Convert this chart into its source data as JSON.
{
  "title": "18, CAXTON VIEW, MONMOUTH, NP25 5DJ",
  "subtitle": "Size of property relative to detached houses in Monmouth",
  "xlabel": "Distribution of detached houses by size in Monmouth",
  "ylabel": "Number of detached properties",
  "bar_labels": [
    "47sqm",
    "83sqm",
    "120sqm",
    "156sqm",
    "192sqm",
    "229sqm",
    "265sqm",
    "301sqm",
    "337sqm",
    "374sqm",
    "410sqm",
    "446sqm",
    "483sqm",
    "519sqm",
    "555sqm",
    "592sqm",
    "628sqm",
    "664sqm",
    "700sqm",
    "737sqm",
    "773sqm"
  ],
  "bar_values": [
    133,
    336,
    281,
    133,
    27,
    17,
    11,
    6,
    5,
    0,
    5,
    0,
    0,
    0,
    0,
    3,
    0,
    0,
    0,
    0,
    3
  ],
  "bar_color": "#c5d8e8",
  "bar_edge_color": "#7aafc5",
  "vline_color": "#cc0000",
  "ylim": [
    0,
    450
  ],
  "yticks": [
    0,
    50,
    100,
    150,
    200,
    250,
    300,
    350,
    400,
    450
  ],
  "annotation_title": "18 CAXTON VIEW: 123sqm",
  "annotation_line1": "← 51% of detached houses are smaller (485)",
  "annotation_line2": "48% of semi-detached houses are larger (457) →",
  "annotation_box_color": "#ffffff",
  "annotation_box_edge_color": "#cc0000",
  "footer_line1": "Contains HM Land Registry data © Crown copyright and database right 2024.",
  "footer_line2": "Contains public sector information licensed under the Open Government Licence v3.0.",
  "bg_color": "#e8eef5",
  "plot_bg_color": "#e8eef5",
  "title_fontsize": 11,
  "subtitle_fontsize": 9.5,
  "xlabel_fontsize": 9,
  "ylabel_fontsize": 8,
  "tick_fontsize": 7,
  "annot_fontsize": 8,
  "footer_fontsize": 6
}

____________________

* [Required task] Exact copies of all the records are required.

* [Solution to this problem]
Convert this chart into its source data as JSON.
{
  "title": "18, CAXTON VIEW, MONMOUTH, NP25 5DJ",
  "subtitle": "Size of property relative to detached houses in Monmouth",
  "xlabel": "Distribution of detached houses by size in Monmouth",
  "ylabel": "Number of detached properties",
  "bar_labels": [
    "47sqm",
    "83sqm",
    "120sqm",
    "156sqm",
    "192sqm",
    "229sqm",
    "265sqm",
    "301sqm",
    "337sqm",
    "374sqm",
    "410sqm",
    "446sqm",
    "483sqm",
    "519sqm",
    "555sqm",
    "592sqm",
    "628sqm",
    "664sqm",
    "700sqm",
    "737sqm",
    "773sqm"
  ],
  "bar_values": [
    133,
    336,
    281,
    133,
    27,
    17,
    11,
    6,
    5,
    0,
    5,
    0,
    0,
    0,
    0,
    3,
    0,
    0,
    0,
    0,
    3
  ],
  "bar_color": "#c5d8e8",
  "bar_edge_color": "#7aafc5",
  "vline_color": "#cc0000",
  "ylim": [
    0,
    450
  ],
  "yticks": [
    0,
    50,
    100,
    150,
    200,
    250,
    300,
    350,
    400,
    450
  ],
  "annotation_title": "18 CAXTON VIEW: 123sqm",
  "annotation_line1": "← 51% of detached houses are smaller (485)",
  "annotation_line2": "48% of semi-detached houses are larger (457) →",
  "annotation_box_color": "#ffffff",
  "annotation_box_edge_color": "#cc0000",
  "footer_line1": "Contains HM Land Registry data © Crown copyright and database right 2024.",
  "footer_line2": "Contains public sector information licensed under the Open Government Licence v3.0.",
  "bg_color": "#e8eef5",
  "plot_bg_color": "#e8eef5",
  "title_fontsize": 11,
  "subtitle_fontsize": 9.5,
  "xlabel_fontsize": 9,
  "ylabel_fontsize": 8,
  "tick_fontsize": 7,
  "annot_fontsize": 8,
  "footer_fontsize": 6
}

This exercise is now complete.